- **Given information**
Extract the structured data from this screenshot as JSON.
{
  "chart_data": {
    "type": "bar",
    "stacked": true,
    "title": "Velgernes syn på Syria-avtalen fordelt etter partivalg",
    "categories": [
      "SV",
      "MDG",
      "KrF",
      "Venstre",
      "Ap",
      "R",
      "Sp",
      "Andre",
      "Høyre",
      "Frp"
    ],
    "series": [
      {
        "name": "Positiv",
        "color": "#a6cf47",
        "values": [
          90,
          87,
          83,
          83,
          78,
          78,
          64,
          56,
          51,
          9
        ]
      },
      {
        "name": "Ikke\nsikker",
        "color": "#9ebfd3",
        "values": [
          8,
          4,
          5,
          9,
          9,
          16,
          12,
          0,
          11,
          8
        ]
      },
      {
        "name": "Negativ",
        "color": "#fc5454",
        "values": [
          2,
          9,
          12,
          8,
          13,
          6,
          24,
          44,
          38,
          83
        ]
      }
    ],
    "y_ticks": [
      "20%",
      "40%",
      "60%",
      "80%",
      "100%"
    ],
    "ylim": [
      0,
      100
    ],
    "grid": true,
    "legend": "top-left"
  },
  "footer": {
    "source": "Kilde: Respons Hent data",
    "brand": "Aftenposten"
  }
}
...
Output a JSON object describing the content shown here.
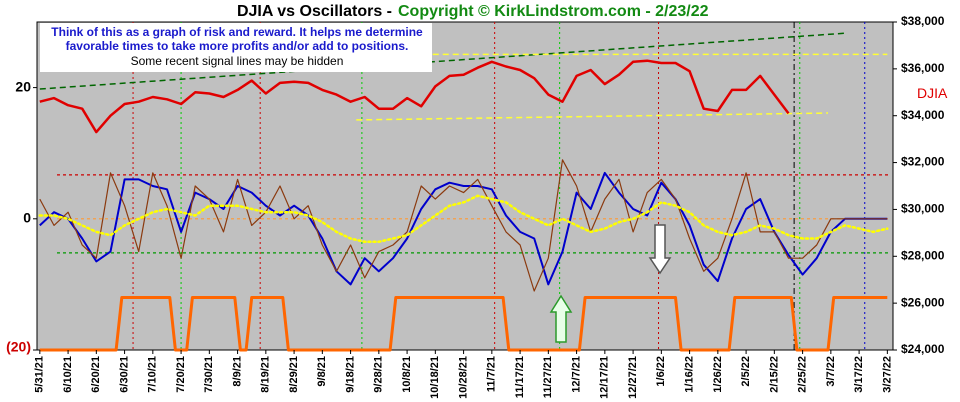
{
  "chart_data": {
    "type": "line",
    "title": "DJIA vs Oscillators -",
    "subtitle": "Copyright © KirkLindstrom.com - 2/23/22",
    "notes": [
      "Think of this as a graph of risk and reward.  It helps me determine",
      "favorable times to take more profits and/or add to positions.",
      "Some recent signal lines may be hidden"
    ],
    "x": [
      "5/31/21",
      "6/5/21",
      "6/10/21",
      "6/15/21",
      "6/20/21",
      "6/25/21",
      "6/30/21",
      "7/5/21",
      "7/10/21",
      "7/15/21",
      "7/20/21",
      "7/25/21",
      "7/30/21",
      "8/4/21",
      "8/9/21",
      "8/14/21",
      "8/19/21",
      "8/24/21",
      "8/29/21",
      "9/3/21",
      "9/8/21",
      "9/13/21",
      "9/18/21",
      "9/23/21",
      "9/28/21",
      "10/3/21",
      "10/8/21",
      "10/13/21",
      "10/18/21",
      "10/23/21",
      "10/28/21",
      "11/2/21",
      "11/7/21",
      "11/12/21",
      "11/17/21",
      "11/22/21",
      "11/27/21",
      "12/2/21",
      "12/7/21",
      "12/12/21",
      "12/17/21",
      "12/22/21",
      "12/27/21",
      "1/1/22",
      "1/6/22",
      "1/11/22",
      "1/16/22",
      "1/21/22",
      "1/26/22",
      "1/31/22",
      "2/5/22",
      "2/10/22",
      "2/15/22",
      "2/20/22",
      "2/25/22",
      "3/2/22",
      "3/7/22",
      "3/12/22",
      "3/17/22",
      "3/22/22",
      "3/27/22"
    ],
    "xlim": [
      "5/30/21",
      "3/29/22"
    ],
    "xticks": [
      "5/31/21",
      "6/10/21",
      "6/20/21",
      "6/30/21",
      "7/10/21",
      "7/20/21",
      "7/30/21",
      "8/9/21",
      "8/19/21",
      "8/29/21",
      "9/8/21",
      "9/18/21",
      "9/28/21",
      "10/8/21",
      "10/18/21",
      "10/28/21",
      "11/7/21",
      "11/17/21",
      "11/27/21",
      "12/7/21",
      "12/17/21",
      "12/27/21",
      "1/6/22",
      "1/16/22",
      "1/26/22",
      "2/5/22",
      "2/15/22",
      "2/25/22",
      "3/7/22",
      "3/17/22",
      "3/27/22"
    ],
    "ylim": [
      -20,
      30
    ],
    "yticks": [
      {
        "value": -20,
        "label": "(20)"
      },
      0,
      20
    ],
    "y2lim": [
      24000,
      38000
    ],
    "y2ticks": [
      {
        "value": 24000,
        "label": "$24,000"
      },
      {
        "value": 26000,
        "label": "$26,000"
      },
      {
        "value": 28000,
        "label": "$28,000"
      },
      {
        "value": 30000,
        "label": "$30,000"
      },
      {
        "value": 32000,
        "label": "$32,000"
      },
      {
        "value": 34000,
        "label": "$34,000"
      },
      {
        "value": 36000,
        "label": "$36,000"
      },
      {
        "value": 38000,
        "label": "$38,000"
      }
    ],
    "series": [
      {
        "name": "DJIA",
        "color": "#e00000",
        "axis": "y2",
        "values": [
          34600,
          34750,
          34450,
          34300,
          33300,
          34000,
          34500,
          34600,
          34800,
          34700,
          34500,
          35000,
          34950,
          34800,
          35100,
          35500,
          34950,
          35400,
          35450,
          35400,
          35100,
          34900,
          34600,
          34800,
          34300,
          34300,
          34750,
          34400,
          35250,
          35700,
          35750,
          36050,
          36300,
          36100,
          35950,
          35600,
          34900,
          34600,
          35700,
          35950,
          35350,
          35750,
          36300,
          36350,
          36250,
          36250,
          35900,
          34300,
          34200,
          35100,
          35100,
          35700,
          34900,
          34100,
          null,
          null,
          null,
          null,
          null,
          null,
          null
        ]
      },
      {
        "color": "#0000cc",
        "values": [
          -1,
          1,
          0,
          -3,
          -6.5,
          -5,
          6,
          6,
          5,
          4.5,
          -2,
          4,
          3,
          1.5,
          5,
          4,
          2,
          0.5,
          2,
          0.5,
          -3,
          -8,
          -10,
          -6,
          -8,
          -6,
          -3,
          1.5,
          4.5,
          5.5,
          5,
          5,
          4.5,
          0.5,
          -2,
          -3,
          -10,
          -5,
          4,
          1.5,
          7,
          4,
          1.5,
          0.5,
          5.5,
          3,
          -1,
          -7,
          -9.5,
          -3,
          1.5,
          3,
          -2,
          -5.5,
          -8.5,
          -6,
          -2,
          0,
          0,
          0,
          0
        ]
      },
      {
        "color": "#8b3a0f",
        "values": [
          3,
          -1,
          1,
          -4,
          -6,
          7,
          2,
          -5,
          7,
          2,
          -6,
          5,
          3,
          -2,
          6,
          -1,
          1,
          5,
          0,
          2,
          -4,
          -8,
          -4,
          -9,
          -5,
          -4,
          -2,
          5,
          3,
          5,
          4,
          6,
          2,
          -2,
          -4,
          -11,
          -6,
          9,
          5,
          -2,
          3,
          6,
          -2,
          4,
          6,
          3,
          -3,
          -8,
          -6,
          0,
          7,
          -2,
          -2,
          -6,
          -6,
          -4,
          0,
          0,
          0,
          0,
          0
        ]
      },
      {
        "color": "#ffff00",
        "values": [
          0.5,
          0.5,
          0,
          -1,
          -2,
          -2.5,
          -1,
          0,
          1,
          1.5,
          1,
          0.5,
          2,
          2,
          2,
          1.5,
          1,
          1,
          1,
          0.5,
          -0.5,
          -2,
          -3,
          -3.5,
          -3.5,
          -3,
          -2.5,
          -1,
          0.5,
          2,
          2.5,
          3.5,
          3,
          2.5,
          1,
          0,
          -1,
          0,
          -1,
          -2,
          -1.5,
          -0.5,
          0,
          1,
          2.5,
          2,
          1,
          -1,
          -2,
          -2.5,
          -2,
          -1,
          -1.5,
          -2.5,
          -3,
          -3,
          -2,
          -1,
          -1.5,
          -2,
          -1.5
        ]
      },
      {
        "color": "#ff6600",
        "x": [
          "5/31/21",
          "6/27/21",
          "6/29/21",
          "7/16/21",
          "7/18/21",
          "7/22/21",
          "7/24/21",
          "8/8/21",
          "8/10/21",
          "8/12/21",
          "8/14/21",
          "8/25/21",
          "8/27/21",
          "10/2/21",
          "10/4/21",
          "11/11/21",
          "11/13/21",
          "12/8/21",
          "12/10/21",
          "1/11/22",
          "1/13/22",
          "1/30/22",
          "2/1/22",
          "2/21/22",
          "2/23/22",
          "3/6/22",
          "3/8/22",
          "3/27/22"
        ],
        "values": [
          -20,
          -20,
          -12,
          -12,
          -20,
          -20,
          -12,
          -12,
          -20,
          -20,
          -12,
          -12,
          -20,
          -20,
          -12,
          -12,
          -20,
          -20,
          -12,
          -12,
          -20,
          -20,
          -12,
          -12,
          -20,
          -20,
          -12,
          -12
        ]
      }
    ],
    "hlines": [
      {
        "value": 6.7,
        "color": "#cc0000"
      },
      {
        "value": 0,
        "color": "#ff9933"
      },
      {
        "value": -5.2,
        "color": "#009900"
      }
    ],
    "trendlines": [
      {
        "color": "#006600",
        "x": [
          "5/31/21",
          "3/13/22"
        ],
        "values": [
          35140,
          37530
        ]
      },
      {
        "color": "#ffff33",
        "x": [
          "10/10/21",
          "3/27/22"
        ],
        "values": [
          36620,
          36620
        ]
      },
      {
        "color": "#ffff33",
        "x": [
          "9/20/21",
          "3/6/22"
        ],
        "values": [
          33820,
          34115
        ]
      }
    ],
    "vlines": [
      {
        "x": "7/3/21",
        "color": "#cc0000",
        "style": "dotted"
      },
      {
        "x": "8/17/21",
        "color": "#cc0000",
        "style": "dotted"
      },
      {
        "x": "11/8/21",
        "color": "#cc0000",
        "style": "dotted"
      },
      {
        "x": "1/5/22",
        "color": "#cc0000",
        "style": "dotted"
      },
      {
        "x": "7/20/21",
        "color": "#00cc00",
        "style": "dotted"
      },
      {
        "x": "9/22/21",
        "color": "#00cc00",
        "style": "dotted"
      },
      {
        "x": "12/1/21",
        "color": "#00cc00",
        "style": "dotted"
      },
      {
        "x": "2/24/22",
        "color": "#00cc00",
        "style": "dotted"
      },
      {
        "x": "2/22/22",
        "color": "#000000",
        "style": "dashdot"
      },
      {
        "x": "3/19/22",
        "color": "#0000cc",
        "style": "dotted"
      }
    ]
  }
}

- **The request**
Filter out all lines lacking the word "label" and copy the rest.

- **Solution to this exercise**
        "label": "(20)"
        "label": "$24,000"
        "label": "$26,000"
        "label": "$28,000"
        "label": "$30,000"
        "label": "$32,000"
        "label": "$34,000"
        "label": "$36,000"
        "label": "$38,000"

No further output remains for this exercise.